**THE REQUEST:** Write the data out again exactly, dropping any images it holds.

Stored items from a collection
____

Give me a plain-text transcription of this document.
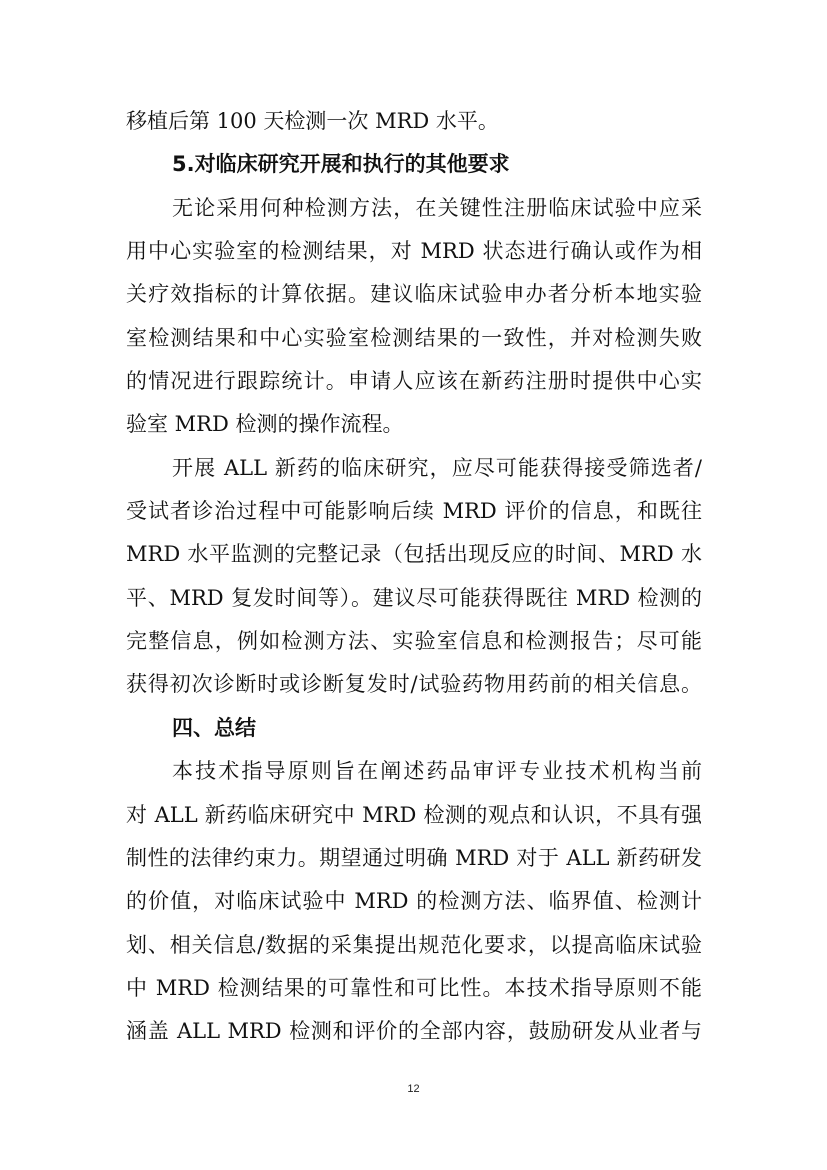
移植后第 100 天检测一次 MRD 水平。
5.对临床研究开展和执行的其他要求
无论采用何种检测方法，在关键性注册临床试验中应采
用中心实验室的检测结果，对 MRD 状态进行确认或作为相
关疗效指标的计算依据。建议临床试验申办者分析本地实验
室检测结果和中心实验室检测结果的一致性，并对检测失败
的情况进行跟踪统计。申请人应该在新药注册时提供中心实
验室 MRD 检测的操作流程。
开展 ALL 新药的临床研究，应尽可能获得接受筛选者/
受试者诊治过程中可能影响后续 MRD 评价的信息，和既往
MRD 水平监测的完整记录（包括出现反应的时间、MRD 水
平、MRD 复发时间等）。建议尽可能获得既往 MRD 检测的
完整信息，例如检测方法、实验室信息和检测报告；尽可能
获得初次诊断时或诊断复发时/试验药物用药前的相关信息。
四、总结
本技术指导原则旨在阐述药品审评专业技术机构当前
对 ALL 新药临床研究中 MRD 检测的观点和认识，不具有强
制性的法律约束力。期望通过明确 MRD 对于 ALL 新药研发
的价值，对临床试验中 MRD 的检测方法、临界值、检测计
划、相关信息/数据的采集提出规范化要求，以提高临床试验
中 MRD 检测结果的可靠性和可比性。本技术指导原则不能
涵盖 ALL MRD 检测和评价的全部内容，鼓励研发从业者与
12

____

**CORRECT RESULT:**
Give me a plain-text transcription of this document.
移植后第 100 天检测一次 MRD 水平。
5.对临床研究开展和执行的其他要求
无论采用何种检测方法，在关键性注册临床试验中应采
用中心实验室的检测结果，对 MRD 状态进行确认或作为相
关疗效指标的计算依据。建议临床试验申办者分析本地实验
室检测结果和中心实验室检测结果的一致性，并对检测失败
的情况进行跟踪统计。申请人应该在新药注册时提供中心实
验室 MRD 检测的操作流程。
开展 ALL 新药的临床研究，应尽可能获得接受筛选者/
受试者诊治过程中可能影响后续 MRD 评价的信息，和既往
MRD 水平监测的完整记录（包括出现反应的时间、MRD 水
平、MRD 复发时间等）。建议尽可能获得既往 MRD 检测的
完整信息，例如检测方法、实验室信息和检测报告；尽可能
获得初次诊断时或诊断复发时/试验药物用药前的相关信息。
四、总结
本技术指导原则旨在阐述药品审评专业技术机构当前
对 ALL 新药临床研究中 MRD 检测的观点和认识，不具有强
制性的法律约束力。期望通过明确 MRD 对于 ALL 新药研发
的价值，对临床试验中 MRD 的检测方法、临界值、检测计
划、相关信息/数据的采集提出规范化要求，以提高临床试验
中 MRD 检测结果的可靠性和可比性。本技术指导原则不能
涵盖 ALL MRD 检测和评价的全部内容，鼓励研发从业者与
12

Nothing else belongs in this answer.